[Records from a collection of figures]
start

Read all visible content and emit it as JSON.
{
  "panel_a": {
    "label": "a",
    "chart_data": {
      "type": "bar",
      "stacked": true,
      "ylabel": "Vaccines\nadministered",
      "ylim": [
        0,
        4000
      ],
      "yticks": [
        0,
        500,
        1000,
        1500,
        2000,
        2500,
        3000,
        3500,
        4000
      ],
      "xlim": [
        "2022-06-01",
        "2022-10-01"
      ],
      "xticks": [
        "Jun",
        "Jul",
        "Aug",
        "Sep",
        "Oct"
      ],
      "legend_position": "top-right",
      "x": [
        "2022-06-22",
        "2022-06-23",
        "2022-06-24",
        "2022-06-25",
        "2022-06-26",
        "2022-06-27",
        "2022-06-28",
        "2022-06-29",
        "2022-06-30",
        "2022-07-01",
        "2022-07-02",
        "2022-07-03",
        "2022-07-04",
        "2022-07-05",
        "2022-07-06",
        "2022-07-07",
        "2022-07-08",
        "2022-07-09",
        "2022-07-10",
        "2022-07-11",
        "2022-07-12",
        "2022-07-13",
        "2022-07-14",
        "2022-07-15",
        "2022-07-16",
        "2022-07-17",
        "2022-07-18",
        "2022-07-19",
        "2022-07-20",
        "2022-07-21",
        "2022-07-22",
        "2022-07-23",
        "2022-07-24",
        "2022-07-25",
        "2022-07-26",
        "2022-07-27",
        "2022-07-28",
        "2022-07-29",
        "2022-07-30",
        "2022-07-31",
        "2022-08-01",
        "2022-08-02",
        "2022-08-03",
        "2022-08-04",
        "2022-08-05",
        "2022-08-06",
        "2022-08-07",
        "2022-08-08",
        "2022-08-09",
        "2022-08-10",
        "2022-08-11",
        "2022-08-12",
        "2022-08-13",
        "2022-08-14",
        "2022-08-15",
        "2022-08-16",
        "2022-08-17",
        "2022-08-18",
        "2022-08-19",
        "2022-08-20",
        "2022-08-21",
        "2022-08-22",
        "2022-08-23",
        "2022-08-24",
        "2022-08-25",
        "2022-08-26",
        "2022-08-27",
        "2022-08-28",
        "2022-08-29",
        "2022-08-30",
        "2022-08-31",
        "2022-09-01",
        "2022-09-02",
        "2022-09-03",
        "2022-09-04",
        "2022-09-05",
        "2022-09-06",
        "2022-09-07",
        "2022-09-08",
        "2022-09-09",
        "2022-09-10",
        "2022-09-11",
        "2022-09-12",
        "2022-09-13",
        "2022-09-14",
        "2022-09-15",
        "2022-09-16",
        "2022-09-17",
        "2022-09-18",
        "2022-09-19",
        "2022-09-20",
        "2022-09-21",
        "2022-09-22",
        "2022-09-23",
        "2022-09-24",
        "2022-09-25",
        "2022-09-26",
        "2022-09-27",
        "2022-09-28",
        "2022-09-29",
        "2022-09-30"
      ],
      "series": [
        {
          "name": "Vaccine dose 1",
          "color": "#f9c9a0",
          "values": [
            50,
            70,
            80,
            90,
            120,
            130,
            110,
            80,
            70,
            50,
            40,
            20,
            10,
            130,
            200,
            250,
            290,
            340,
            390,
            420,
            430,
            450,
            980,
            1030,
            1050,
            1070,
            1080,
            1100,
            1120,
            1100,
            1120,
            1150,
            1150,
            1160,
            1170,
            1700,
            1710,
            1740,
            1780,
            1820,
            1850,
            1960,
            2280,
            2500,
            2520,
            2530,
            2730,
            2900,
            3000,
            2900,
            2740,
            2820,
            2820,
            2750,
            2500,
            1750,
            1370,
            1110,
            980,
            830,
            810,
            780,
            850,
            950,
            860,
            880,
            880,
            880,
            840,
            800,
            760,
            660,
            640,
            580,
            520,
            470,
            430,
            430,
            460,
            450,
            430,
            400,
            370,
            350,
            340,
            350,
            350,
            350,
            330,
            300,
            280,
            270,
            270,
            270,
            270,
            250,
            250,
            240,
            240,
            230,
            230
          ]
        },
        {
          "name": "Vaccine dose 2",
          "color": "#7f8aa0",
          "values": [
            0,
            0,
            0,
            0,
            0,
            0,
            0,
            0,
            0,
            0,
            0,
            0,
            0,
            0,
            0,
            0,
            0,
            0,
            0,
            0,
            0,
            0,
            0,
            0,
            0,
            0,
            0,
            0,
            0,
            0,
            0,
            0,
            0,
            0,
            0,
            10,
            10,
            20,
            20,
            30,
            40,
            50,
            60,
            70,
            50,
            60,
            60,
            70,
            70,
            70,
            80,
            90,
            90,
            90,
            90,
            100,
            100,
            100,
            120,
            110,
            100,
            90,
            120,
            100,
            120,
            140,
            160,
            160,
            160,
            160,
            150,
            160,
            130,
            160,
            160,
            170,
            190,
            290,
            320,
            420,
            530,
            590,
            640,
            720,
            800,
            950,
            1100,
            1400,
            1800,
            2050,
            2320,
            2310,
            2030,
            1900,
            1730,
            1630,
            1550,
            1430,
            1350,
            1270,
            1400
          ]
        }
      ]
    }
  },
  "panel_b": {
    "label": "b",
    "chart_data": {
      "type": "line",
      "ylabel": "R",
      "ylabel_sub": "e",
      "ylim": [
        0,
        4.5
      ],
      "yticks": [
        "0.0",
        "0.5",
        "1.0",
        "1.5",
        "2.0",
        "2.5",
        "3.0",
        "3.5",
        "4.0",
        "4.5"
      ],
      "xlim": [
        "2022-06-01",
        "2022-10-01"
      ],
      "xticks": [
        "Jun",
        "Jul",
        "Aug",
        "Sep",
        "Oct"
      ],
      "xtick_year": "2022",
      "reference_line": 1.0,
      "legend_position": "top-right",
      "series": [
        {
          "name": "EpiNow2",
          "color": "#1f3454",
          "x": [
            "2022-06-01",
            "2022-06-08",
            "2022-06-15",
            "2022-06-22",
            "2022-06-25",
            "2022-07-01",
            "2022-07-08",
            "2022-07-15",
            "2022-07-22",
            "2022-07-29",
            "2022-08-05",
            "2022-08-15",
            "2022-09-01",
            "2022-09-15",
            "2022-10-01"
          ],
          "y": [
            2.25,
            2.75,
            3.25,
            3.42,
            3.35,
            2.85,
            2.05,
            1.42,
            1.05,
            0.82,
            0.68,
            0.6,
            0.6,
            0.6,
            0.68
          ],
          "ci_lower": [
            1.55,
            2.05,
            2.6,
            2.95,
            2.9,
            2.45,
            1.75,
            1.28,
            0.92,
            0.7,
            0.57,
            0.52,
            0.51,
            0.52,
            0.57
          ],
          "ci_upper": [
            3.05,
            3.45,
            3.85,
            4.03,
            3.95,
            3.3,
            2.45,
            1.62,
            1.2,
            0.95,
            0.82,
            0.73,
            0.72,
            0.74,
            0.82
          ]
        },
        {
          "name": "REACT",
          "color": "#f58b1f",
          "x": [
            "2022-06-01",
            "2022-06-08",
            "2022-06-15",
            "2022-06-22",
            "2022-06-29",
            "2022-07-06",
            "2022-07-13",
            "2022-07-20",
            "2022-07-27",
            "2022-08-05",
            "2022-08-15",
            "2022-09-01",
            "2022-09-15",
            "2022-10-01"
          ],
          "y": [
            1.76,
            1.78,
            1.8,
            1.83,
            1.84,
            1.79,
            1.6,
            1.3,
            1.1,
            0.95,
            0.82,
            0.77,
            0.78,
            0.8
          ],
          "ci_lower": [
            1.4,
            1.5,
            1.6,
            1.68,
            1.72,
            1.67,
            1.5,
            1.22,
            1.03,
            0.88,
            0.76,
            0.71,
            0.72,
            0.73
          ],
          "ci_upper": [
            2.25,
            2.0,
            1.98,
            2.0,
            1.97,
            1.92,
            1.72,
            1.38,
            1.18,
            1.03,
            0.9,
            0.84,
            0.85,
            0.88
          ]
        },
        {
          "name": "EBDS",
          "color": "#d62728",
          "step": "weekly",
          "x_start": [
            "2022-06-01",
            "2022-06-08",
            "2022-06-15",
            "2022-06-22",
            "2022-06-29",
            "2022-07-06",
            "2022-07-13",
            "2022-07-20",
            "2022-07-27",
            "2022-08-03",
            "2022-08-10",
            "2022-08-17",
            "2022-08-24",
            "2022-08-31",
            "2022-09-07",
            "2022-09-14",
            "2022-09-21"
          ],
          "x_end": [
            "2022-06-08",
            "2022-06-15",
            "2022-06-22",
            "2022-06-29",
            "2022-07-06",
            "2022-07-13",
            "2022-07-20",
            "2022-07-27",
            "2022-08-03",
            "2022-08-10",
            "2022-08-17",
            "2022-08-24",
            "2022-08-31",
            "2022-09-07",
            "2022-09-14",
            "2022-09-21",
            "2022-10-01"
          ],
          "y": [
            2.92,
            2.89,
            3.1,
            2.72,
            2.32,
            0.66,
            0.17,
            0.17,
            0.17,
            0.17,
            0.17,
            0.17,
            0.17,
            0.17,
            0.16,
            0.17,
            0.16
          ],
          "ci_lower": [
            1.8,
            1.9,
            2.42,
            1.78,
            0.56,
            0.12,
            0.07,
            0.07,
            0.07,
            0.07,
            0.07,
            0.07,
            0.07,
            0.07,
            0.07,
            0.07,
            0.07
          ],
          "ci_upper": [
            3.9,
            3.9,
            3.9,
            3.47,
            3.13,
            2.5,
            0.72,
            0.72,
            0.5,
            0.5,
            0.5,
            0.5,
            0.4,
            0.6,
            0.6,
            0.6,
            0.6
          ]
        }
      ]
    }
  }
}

end

PROBLEM TO WORK ON>
Go through the material and select each line with the string "name" in it.

COMPLETED EXERCISE>
          "name": "Vaccine dose 1",
          "name": "Vaccine dose 2",
          "name": "EpiNow2",
          "name": "REACT",
          "name": "EBDS",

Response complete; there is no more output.